Eksperimen
Perppu Melawan Konstitusi
Bambang
Soesatyo ; Anggota
Komisi III DPR RI
|
KORAN
SINDO, 21 Februari 2014
Presiden Soesilo Bambang Yudhoyono (SBY)
kembali dipermalukan, setelah Mahkamah Konstitusi (MK) menolak Undang-Undang
(UU) No 4/2014 tentang Penetapan Perppu No 1/2013 tentang Perubahan Kedua
atas UU Mahkamah Konstitusi.
Niat baik sang presiden memulihkan wibawa
MK dimentahkan MK karena berpotensi menimbulkan masalah serius. Dengan alasan
dan pertimbangan yang sangat konstitusional pula, MK memang harus
menggugurkan UU No 4/2014 yang materinya bersumber dari Peraturan Pemerintah
Pengganti UU (Perppu) No 1/2013 itu. Benar bahwa wibawa MK harus dipulihkan,
tetapi pemulihan wibawa MK harus konstitusional dan bebas dari kepentingan
sempit atau kepentingan jangka pendek. Maka sebelum didapatkan rumusan
perubahan yang konstitusional atas UU tentang MK, UU No 24/2003 harus
diberlakukan kembali.
Masalahnya adalah muatan Perppu No 1/2013
itu sendiri tidak konstitusional. Sebelum
dibahas di DPR, sejumlah elemen masyarakat, termasuk sebagian kekuatan
politik di DPR, sudah mengingatkan kalau Perppu itu tidak layak. Ketidaklayakannya
semakin nyata dalam proses persetujuan perppu itu di DPR. Sebagian anggota DPR, khususnya fraksi-fraksi pendukung
pemerintah, kehilangan objektivitas. Utamanya dalam memaknai persyaratan
calon hakim konstitusi, peran dominan panel ahli dan majelis kehormatan hakim
konstitusi. Kemudian, sangat jelas kalau persetujuan
perppu itu menjadi UU amat sangat dipaksakan.
Harus dilakukan serangkaian lobi
antarfraksi untuk mendapatkan suara mayoritas yang menyetujui perppu itu.
Proses seperti ini saja sudah aneh, karena memperlihatkan perilaku parlemen
yang tidak patuh pada UUD 1945. Pemerintah
mengklaim bahwa Perppu No 1/2013 itu dirancang oleh para ahli dari berbagai
bidang, utamanya ahli hukum tata negara. Sayang, karena sarat emosi dan
merasa paling pintar sendiri, para perangsang perppu itu tak mampu berpikir
jernih. Serbaterburu-buru sehingga produk itu jauh dari sempurna sebagai
pengganti UU.

Yang Perlu Dihasilkan: Tuliskan kembali bagian artikel tentang Perppu MK mulai dari "Niat baik sang" sampai dengan "diberlakukan kembali." tanpa mengubah satu kata pun. Data sesudah ini merupakan bahan tersendiri yang terpisah dari artikel tersebut.

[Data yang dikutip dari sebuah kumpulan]
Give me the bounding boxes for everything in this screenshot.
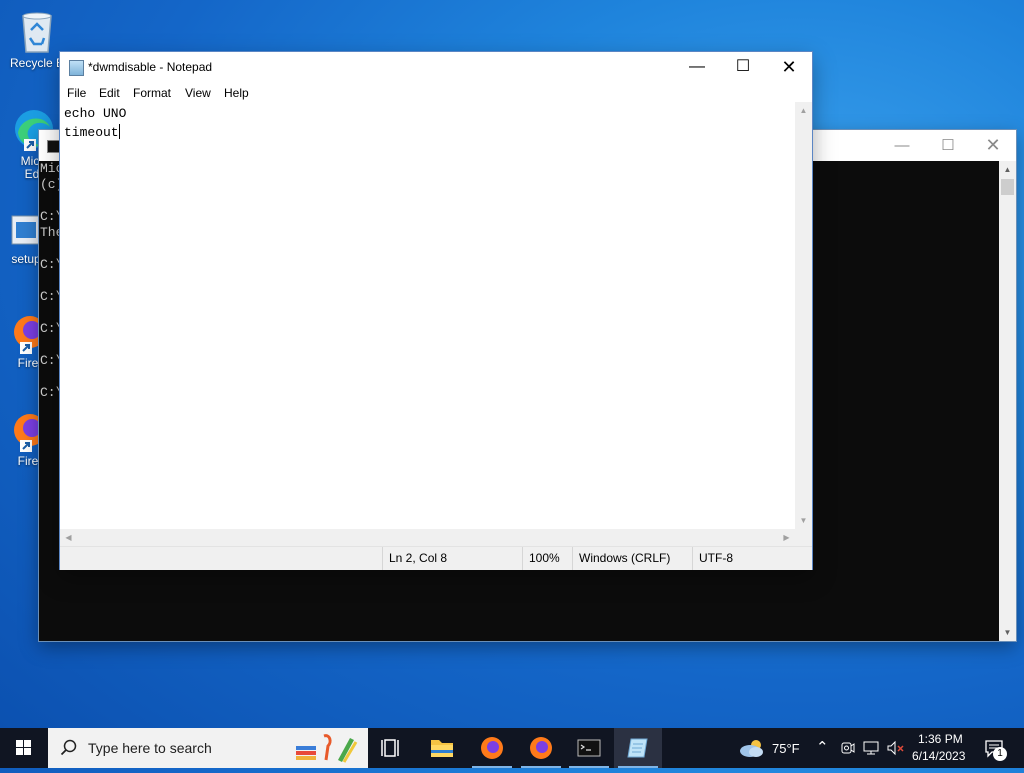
firefox-icon [481, 737, 503, 759]
weather-temperature[interactable]: 75°F [772, 741, 800, 756]
search-icon [60, 739, 77, 756]
file-explorer-button[interactable] [418, 728, 466, 768]
task-view-button[interactable] [368, 728, 416, 768]
task-view-icon [381, 739, 399, 757]
menu-file[interactable]: File [67, 86, 86, 100]
console-scrollbar[interactable]: ▲ ▼ [999, 161, 1016, 641]
status-bar: Ln 2, Col 8 100% Windows (CRLF) UTF-8 [60, 546, 812, 570]
editor-line-with-caret: timeout [64, 123, 795, 142]
status-zoom: 100% [522, 547, 572, 570]
notepad-taskbar-button[interactable] [614, 728, 662, 768]
window-title: *dwmdisable - Notepad [88, 60, 213, 74]
scroll-down-arrow-icon[interactable]: ▼ [795, 512, 812, 529]
notepad-icon [627, 738, 648, 758]
volume-muted-icon[interactable] [886, 740, 906, 756]
show-hidden-icons-chevron-icon[interactable]: ⌃ [816, 738, 829, 756]
firefox-taskbar-button-1[interactable] [468, 728, 516, 768]
search-box[interactable]: Type here to search [48, 728, 368, 768]
menu-bar: File Edit Format View Help [60, 82, 812, 102]
editor-line: timeout [64, 125, 119, 140]
search-highlight-icon [296, 734, 358, 763]
search-placeholder: Type here to search [88, 740, 212, 756]
status-encoding: UTF-8 [692, 547, 812, 570]
meet-now-icon[interactable] [840, 740, 856, 756]
firefox-icon [530, 737, 552, 759]
scrollbar-corner [795, 529, 812, 546]
clock-time[interactable]: 1:36 PM [918, 732, 963, 746]
firefox-taskbar-button-2[interactable] [517, 728, 565, 768]
scroll-up-arrow-icon[interactable]: ▲ [795, 102, 812, 119]
horizontal-scrollbar[interactable]: ◀ ▶ [60, 529, 795, 546]
clock-date[interactable]: 6/14/2023 [912, 749, 965, 763]
weather-cloud-icon[interactable] [738, 736, 766, 760]
menu-view[interactable]: View [185, 86, 211, 100]
notification-count-badge: 1 [993, 747, 1007, 761]
minimize-button[interactable]: — [674, 52, 720, 82]
menu-edit[interactable]: Edit [99, 86, 120, 100]
close-button[interactable]: ✕ [766, 52, 812, 82]
text-caret [118, 124, 120, 139]
folder-icon [431, 740, 453, 757]
scroll-down-arrow-icon[interactable]: ▼ [999, 624, 1016, 641]
recycle-bin-icon [22, 12, 52, 53]
taskbar: Type here to search 75°F ⌃ 1:36 PM 6/14/… [0, 728, 1024, 768]
notepad-window[interactable]: *dwmdisable - Notepad — ☐ ✕ File Edit Fo… [60, 52, 812, 570]
scroll-up-arrow-icon[interactable]: ▲ [999, 161, 1016, 178]
menu-help[interactable]: Help [224, 86, 249, 100]
windows-logo-icon [16, 740, 31, 755]
scroll-left-arrow-icon[interactable]: ◀ [60, 529, 77, 546]
terminal-icon [577, 739, 601, 757]
menu-format[interactable]: Format [133, 86, 171, 100]
console-maximize-button[interactable]: ☐ [925, 130, 971, 161]
network-icon[interactable] [862, 740, 880, 756]
start-button[interactable] [0, 728, 48, 768]
maximize-button[interactable]: ☐ [720, 52, 766, 82]
notepad-titlebar[interactable]: *dwmdisable - Notepad — ☐ ✕ [60, 52, 812, 82]
scroll-right-arrow-icon[interactable]: ▶ [778, 529, 795, 546]
text-editor-area[interactable]: echo UNO timeout [60, 102, 795, 529]
console-minimize-button[interactable]: — [879, 130, 925, 161]
command-prompt-taskbar-button[interactable] [565, 728, 613, 768]
console-close-button[interactable]: ✕ [970, 130, 1016, 161]
console-scroll-thumb[interactable] [1001, 179, 1014, 195]
status-line-endings: Windows (CRLF) [572, 547, 692, 570]
notification-center-button[interactable]: 1 [976, 728, 1024, 768]
notepad-icon [69, 60, 84, 76]
vertical-scrollbar[interactable]: ▲ ▼ [795, 102, 812, 529]
status-cursor-position: Ln 2, Col 8 [382, 547, 522, 570]
editor-line: echo UNO [64, 106, 127, 121]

Hasil Pengerjaan:
Niat baik sang presiden memulihkan wibawa
MK dimentahkan MK karena berpotensi menimbulkan masalah serius. Dengan alasan
dan pertimbangan yang sangat konstitusional pula, MK memang harus
menggugurkan UU No 4/2014 yang materinya bersumber dari Peraturan Pemerintah
Pengganti UU (Perppu) No 1/2013 itu. Benar bahwa wibawa MK harus dipulihkan,
tetapi pemulihan wibawa MK harus konstitusional dan bebas dari kepentingan
sempit atau kepentingan jangka pendek. Maka sebelum didapatkan rumusan
perubahan yang konstitusional atas UU tentang MK, UU No 24/2003 harus
diberlakukan kembali.